### Written exercise:
Can you print every record below exactly as written?

### Source records:
[BEGIN]

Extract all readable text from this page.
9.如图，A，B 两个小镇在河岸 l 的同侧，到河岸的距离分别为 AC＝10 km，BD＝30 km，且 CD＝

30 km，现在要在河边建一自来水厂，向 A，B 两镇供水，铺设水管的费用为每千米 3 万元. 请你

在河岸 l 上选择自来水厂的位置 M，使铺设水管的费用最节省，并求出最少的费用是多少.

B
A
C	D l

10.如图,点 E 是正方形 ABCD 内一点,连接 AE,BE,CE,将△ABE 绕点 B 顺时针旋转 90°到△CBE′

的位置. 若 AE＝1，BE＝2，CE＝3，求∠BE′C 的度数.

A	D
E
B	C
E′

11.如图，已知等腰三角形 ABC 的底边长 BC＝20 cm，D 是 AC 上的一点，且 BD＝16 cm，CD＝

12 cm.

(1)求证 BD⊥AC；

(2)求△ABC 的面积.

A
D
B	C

[END]

### Solution to this problem:
Extract all readable text from this page.
9.如图，A，B 两个小镇在河岸 l 的同侧，到河岸的距离分别为 AC＝10 km，BD＝30 km，且 CD＝

30 km，现在要在河边建一自来水厂，向 A，B 两镇供水，铺设水管的费用为每千米 3 万元. 请你

在河岸 l 上选择自来水厂的位置 M，使铺设水管的费用最节省，并求出最少的费用是多少.

B
A
C	D l

10.如图,点 E 是正方形 ABCD 内一点,连接 AE,BE,CE,将△ABE 绕点 B 顺时针旋转 90°到△CBE′

的位置. 若 AE＝1，BE＝2，CE＝3，求∠BE′C 的度数.

A	D
E
B	C
E′

11.如图，已知等腰三角形 ABC 的底边长 BC＝20 cm，D 是 AC 上的一点，且 BD＝16 cm，CD＝

12 cm.

(1)求证 BD⊥AC；

(2)求△ABC 的面积.

A
D
B	C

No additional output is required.